§ **REQUIREMENT**
Retype the whole listing below, character for character.
━━ EXTRACTED INFORMATION ━━
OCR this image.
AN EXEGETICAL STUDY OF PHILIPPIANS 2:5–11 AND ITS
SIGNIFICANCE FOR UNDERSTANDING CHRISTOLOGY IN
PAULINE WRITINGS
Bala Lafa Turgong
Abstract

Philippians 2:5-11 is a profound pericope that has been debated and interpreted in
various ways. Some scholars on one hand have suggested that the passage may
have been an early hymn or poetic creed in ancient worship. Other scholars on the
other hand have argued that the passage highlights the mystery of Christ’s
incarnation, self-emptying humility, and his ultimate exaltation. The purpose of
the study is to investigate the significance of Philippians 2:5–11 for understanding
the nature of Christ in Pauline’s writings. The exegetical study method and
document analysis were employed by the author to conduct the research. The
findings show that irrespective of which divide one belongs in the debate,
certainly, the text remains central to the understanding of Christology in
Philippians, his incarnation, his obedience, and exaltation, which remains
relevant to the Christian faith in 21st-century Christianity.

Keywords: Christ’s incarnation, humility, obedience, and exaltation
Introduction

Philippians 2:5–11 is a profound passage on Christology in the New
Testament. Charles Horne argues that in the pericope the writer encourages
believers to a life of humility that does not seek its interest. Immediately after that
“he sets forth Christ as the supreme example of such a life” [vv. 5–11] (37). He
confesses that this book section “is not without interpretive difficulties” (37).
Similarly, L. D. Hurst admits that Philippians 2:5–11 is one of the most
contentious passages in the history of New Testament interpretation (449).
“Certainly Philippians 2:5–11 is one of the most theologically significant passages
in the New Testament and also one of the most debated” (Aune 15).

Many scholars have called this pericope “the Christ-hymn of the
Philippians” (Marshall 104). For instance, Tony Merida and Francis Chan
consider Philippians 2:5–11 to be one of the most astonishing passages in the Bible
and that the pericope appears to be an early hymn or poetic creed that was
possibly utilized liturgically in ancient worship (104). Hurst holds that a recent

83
━━━
§ **RESULT FOR THIS EXERCISE**
OCR this image.
AN EXEGETICAL STUDY OF PHILIPPIANS 2:5–11 AND ITS
SIGNIFICANCE FOR UNDERSTANDING CHRISTOLOGY IN
PAULINE WRITINGS
Bala Lafa Turgong
Abstract

Philippians 2:5-11 is a profound pericope that has been debated and interpreted in
various ways. Some scholars on one hand have suggested that the passage may
have been an early hymn or poetic creed in ancient worship. Other scholars on the
other hand have argued that the passage highlights the mystery of Christ’s
incarnation, self-emptying humility, and his ultimate exaltation. The purpose of
the study is to investigate the significance of Philippians 2:5–11 for understanding
the nature of Christ in Pauline’s writings. The exegetical study method and
document analysis were employed by the author to conduct the research. The
findings show that irrespective of which divide one belongs in the debate,
certainly, the text remains central to the understanding of Christology in
Philippians, his incarnation, his obedience, and exaltation, which remains
relevant to the Christian faith in 21st-century Christianity.

Keywords: Christ’s incarnation, humility, obedience, and exaltation
Introduction

Philippians 2:5–11 is a profound passage on Christology in the New
Testament. Charles Horne argues that in the pericope the writer encourages
believers to a life of humility that does not seek its interest. Immediately after that
“he sets forth Christ as the supreme example of such a life” [vv. 5–11] (37). He
confesses that this book section “is not without interpretive difficulties” (37).
Similarly, L. D. Hurst admits that Philippians 2:5–11 is one of the most
contentious passages in the history of New Testament interpretation (449).
“Certainly Philippians 2:5–11 is one of the most theologically significant passages
in the New Testament and also one of the most debated” (Aune 15).

Many scholars have called this pericope “the Christ-hymn of the
Philippians” (Marshall 104). For instance, Tony Merida and Francis Chan
consider Philippians 2:5–11 to be one of the most astonishing passages in the Bible
and that the pericope appears to be an early hymn or poetic creed that was
possibly utilized liturgically in ancient worship (104). Hurst holds that a recent

83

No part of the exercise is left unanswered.